## What is being asked
Whenever a line below holds the word "sides", copy that line.

## Material provided
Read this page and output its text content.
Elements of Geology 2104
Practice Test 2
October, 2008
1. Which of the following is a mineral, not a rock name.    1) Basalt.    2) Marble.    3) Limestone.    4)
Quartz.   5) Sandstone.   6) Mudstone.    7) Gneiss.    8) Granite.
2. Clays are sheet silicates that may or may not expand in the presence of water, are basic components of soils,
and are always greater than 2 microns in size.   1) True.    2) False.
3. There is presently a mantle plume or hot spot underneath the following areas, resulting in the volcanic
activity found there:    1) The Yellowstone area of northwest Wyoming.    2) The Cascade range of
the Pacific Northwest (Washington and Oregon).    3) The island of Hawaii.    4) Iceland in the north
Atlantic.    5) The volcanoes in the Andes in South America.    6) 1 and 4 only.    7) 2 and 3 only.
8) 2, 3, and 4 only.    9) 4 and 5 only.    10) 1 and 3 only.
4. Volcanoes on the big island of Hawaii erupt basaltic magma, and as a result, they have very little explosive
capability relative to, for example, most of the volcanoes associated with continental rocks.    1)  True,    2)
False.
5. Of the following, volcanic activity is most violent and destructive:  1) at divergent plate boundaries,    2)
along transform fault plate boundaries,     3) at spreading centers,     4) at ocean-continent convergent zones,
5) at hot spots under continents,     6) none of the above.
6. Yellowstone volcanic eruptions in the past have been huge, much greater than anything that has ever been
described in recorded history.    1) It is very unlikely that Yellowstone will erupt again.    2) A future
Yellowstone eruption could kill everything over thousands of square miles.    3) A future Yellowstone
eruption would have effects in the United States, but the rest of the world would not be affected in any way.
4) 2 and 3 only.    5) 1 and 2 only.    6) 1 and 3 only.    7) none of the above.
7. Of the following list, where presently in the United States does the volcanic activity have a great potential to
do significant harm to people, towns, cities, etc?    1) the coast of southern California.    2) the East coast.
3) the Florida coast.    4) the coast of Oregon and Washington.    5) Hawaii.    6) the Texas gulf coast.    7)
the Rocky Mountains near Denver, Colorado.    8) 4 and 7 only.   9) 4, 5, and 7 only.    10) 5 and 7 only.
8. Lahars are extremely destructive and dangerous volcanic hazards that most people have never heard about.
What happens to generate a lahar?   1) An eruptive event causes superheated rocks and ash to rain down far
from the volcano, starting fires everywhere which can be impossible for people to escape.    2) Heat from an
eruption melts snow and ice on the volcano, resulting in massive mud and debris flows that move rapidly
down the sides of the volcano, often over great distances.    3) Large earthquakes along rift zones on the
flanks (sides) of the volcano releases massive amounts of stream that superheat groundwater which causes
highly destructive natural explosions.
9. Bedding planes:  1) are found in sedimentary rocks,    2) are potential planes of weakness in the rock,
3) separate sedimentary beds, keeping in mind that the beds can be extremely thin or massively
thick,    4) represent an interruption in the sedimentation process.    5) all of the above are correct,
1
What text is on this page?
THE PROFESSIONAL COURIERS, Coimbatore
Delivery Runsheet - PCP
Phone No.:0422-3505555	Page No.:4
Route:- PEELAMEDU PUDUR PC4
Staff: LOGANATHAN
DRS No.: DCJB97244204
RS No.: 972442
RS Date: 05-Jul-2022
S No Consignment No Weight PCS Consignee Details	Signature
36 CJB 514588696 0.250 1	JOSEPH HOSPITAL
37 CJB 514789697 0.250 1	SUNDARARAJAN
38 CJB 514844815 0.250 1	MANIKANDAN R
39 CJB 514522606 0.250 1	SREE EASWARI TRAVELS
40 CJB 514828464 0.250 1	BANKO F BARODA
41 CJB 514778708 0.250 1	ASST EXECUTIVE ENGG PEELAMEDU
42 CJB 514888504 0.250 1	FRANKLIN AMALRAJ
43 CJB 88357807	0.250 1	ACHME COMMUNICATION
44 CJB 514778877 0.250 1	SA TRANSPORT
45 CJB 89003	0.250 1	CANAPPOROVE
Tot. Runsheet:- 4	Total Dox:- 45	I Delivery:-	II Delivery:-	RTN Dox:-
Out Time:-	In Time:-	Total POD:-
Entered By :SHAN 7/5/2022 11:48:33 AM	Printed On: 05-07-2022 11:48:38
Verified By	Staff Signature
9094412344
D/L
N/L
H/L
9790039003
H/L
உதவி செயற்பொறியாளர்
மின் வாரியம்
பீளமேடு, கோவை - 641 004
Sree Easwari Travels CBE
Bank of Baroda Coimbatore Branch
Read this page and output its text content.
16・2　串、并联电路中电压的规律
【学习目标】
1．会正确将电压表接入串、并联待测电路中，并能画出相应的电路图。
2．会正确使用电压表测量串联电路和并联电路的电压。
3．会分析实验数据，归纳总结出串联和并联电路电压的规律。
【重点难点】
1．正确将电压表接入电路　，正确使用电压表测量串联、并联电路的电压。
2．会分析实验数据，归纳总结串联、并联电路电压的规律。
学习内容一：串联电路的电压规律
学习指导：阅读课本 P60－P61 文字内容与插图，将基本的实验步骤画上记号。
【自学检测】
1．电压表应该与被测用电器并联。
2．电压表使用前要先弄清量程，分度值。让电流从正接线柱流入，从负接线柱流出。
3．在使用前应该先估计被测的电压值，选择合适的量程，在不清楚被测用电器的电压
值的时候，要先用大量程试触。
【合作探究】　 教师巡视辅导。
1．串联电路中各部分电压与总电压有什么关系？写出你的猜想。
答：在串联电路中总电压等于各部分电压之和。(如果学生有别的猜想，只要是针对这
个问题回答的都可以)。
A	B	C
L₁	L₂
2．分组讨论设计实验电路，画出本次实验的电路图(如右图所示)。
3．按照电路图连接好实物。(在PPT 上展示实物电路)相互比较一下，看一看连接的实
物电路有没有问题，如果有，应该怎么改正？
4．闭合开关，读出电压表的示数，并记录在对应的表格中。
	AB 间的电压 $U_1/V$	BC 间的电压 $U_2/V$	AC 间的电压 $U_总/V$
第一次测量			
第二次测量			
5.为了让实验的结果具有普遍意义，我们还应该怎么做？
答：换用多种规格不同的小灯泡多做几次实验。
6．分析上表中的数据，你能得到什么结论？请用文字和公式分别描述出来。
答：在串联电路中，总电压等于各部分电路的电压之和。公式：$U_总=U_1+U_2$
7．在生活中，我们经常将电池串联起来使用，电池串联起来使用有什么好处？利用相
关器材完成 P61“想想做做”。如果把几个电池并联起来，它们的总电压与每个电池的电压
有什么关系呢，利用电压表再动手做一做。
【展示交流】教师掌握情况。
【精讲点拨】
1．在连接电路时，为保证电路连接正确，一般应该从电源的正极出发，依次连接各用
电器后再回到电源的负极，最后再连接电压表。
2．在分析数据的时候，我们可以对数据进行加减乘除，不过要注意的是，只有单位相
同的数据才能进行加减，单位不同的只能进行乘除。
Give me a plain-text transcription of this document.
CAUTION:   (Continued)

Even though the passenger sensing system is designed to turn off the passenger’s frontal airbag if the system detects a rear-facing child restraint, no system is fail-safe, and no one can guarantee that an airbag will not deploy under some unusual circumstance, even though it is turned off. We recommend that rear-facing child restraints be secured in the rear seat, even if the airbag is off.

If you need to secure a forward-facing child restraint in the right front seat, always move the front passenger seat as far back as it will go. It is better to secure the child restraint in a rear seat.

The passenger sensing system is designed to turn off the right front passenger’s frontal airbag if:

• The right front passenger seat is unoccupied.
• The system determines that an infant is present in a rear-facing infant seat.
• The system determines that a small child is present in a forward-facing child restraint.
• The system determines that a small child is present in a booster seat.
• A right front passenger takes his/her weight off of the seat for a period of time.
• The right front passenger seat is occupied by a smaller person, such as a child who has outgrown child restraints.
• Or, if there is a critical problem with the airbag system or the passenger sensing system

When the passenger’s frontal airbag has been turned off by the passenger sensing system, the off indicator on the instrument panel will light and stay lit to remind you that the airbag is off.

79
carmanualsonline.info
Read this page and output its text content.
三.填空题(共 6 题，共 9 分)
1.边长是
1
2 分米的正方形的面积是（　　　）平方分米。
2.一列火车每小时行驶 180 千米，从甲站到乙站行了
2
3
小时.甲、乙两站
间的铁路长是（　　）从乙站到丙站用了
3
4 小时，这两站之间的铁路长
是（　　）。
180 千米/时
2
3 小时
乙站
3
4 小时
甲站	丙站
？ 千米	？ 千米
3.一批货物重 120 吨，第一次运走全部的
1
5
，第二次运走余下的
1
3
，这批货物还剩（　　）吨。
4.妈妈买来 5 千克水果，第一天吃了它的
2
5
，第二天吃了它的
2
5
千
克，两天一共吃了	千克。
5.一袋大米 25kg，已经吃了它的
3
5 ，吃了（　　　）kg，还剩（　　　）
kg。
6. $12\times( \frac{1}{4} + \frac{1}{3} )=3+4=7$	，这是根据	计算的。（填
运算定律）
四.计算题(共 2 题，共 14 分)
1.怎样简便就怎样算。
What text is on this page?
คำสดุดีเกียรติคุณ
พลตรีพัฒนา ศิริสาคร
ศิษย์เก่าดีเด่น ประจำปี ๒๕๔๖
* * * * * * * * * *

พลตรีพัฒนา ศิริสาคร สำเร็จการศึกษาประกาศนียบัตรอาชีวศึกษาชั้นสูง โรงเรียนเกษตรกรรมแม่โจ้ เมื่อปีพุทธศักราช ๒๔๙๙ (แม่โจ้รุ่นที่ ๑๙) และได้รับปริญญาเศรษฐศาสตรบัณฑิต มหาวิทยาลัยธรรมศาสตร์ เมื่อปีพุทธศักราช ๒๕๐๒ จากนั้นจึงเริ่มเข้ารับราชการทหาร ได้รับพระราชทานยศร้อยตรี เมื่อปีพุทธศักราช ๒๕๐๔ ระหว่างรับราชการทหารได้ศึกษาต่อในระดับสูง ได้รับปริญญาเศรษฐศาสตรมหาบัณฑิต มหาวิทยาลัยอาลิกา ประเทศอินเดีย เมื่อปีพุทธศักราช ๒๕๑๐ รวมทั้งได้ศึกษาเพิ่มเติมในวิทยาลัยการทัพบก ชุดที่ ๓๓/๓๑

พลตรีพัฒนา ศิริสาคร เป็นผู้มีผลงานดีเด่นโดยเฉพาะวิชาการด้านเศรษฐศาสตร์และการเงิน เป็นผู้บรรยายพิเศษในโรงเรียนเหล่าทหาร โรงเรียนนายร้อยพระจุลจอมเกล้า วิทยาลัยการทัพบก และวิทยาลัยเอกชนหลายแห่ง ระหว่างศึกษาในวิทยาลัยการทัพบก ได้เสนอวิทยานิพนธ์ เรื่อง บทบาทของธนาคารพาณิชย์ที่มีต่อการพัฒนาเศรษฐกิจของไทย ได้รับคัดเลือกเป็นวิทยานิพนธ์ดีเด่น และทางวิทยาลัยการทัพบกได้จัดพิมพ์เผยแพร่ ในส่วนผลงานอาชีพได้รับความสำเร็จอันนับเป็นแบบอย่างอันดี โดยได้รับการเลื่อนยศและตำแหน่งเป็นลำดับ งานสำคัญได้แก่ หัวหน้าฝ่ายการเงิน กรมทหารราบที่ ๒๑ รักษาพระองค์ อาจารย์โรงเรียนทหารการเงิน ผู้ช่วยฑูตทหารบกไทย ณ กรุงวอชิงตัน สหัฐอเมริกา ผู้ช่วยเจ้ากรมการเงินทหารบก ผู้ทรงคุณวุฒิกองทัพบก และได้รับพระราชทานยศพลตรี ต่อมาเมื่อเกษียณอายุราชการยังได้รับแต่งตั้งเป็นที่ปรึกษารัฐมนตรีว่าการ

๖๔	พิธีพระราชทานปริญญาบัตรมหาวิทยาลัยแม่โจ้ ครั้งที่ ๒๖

## Full output
down the sides of the volcano, often over great distances.    3) Large earthquakes along rift zones on the
flanks (sides) of the volcano releases massive amounts of stream that superheat groundwater which causes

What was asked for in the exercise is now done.